What you will do — Without the pictures, reproduce the records that follow exactly.

Collected data entries
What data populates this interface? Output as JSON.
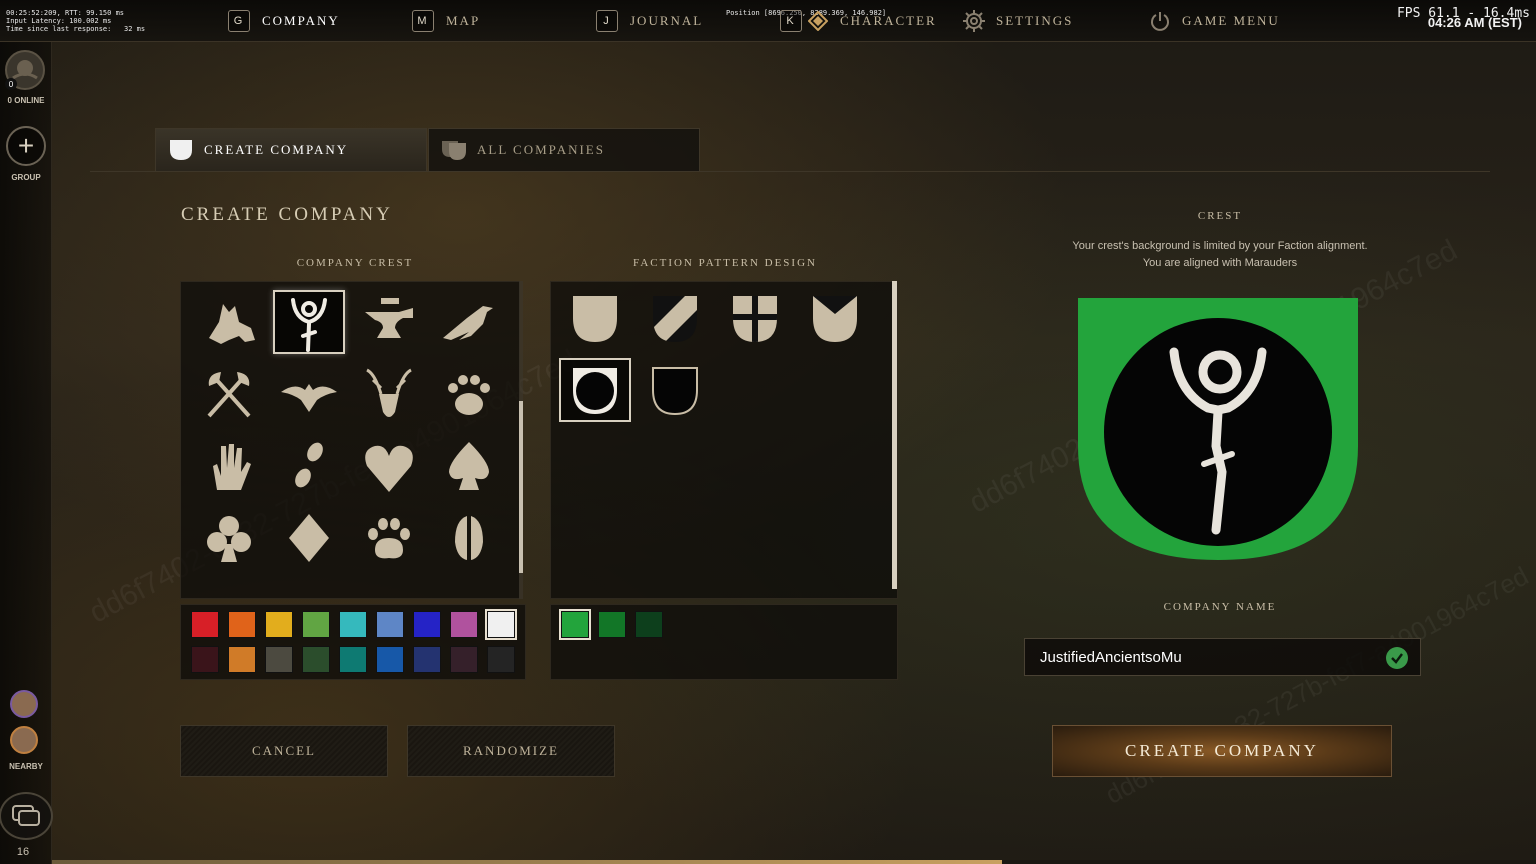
{
  "debug": {
    "lines": [
      "00:25:52:209, RTT: 99.150 ms",
      "Input Latency: 100.002 ms",
      "Time since last response:   32 ms"
    ],
    "position": "Position [8696.250, 8289.369, 146.982]",
    "fps": "FPS 61.1 - 16.4ms",
    "clock": "04:26 AM (EST)"
  },
  "nav": {
    "company": {
      "key": "G",
      "label": "COMPANY"
    },
    "map": {
      "key": "M",
      "label": "MAP"
    },
    "journal": {
      "key": "J",
      "label": "JOURNAL"
    },
    "character": {
      "key": "K",
      "label": "CHARACTER"
    },
    "settings": {
      "label": "SETTINGS"
    },
    "game_menu": {
      "label": "GAME MENU"
    }
  },
  "sidebar": {
    "online_count_badge": "0",
    "online": "0 ONLINE",
    "group": "GROUP",
    "nearby": "NEARBY",
    "level": "16"
  },
  "xp_progress": 0.64,
  "tabs": [
    {
      "label": "CREATE COMPANY",
      "active": true
    },
    {
      "label": "ALL COMPANIES",
      "active": false
    }
  ],
  "main": {
    "heading": "CREATE COMPANY",
    "company_crest_label": "COMPANY CREST",
    "faction_pattern_label": "FACTION PATTERN DESIGN",
    "crest_icons": [
      "wolf-icon",
      "marauder-sigil-icon",
      "anvil-icon",
      "raven-icon",
      "crossed-axes-icon",
      "eagle-icon",
      "stag-icon",
      "bear-paw-icon",
      "hand-icon",
      "footprints-icon",
      "heart-icon",
      "spade-icon",
      "club-icon",
      "diamond-icon",
      "wolf-paw-icon",
      "hoof-print-icon"
    ],
    "selected_icon_index": 1,
    "patterns": [
      "plain-shield-icon",
      "diagonal-shield-icon",
      "cross-shield-icon",
      "chevron-shield-icon",
      "circle-shield-icon",
      "outline-shield-icon"
    ],
    "selected_pattern_index": 4,
    "icon_colors": [
      "#d71f27",
      "#e0631a",
      "#e2ad1d",
      "#61a543",
      "#35b9bd",
      "#5e86c6",
      "#2523c6",
      "#b0529e",
      "#f0f0f0",
      "#3a141a",
      "#d07b28",
      "#4c4a40",
      "#2b4d2c",
      "#0e7a72",
      "#1758a8",
      "#243370",
      "#35202a",
      "#242424"
    ],
    "selected_icon_color_index": 8,
    "faction_colors": [
      "#23a43c",
      "#127627",
      "#0d3f1c"
    ],
    "selected_faction_color_index": 0,
    "cancel": "CANCEL",
    "randomize": "RANDOMIZE"
  },
  "crest": {
    "title": "CREST",
    "desc_line1": "Your crest's background is limited by your Faction alignment.",
    "desc_line2": "You are aligned with Marauders",
    "background_color": "#23a43c"
  },
  "company_name": {
    "label": "COMPANY NAME",
    "value": "JustifiedAncientsoMu"
  },
  "create_button": "CREATE COMPANY",
  "watermark": "dd6f7402-da32-727b-fef7-a4901964c7ed"
}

Reply to the exercise —
What data populates this interface? Output as JSON.
{
  "debug": {
    "lines": [
      "00:25:52:209, RTT: 99.150 ms",
      "Input Latency: 100.002 ms",
      "Time since last response:   32 ms"
    ],
    "position": "Position [8696.250, 8289.369, 146.982]",
    "fps": "FPS 61.1 - 16.4ms",
    "clock": "04:26 AM (EST)"
  },
  "nav": {
    "company": {
      "key": "G",
      "label": "COMPANY"
    },
    "map": {
      "key": "M",
      "label": "MAP"
    },
    "journal": {
      "key": "J",
      "label": "JOURNAL"
    },
    "character": {
      "key": "K",
      "label": "CHARACTER"
    },
    "settings": {
      "label": "SETTINGS"
    },
    "game_menu": {
      "label": "GAME MENU"
    }
  },
  "sidebar": {
    "online_count_badge": "0",
    "online": "0 ONLINE",
    "group": "GROUP",
    "nearby": "NEARBY",
    "level": "16"
  },
  "xp_progress": 0.64,
  "tabs": [
    {
      "label": "CREATE COMPANY",
      "active": true
    },
    {
      "label": "ALL COMPANIES",
      "active": false
    }
  ],
  "main": {
    "heading": "CREATE COMPANY",
    "company_crest_label": "COMPANY CREST",
    "faction_pattern_label": "FACTION PATTERN DESIGN",
    "crest_icons": [
      "wolf-icon",
      "marauder-sigil-icon",
      "anvil-icon",
      "raven-icon",
      "crossed-axes-icon",
      "eagle-icon",
      "stag-icon",
      "bear-paw-icon",
      "hand-icon",
      "footprints-icon",
      "heart-icon",
      "spade-icon",
      "club-icon",
      "diamond-icon",
      "wolf-paw-icon",
      "hoof-print-icon"
    ],
    "selected_icon_index": 1,
    "patterns": [
      "plain-shield-icon",
      "diagonal-shield-icon",
      "cross-shield-icon",
      "chevron-shield-icon",
      "circle-shield-icon",
      "outline-shield-icon"
    ],
    "selected_pattern_index": 4,
    "icon_colors": [
      "#d71f27",
      "#e0631a",
      "#e2ad1d",
      "#61a543",
      "#35b9bd",
      "#5e86c6",
      "#2523c6",
      "#b0529e",
      "#f0f0f0",
      "#3a141a",
      "#d07b28",
      "#4c4a40",
      "#2b4d2c",
      "#0e7a72",
      "#1758a8",
      "#243370",
      "#35202a",
      "#242424"
    ],
    "selected_icon_color_index": 8,
    "faction_colors": [
      "#23a43c",
      "#127627",
      "#0d3f1c"
    ],
    "selected_faction_color_index": 0,
    "cancel": "CANCEL",
    "randomize": "RANDOMIZE"
  },
  "crest": {
    "title": "CREST",
    "desc_line1": "Your crest's background is limited by your Faction alignment.",
    "desc_line2": "You are aligned with Marauders",
    "background_color": "#23a43c"
  },
  "company_name": {
    "label": "COMPANY NAME",
    "value": "JustifiedAncientsoMu"
  },
  "create_button": "CREATE COMPANY",
  "watermark": "dd6f7402-da32-727b-fef7-a4901964c7ed"
}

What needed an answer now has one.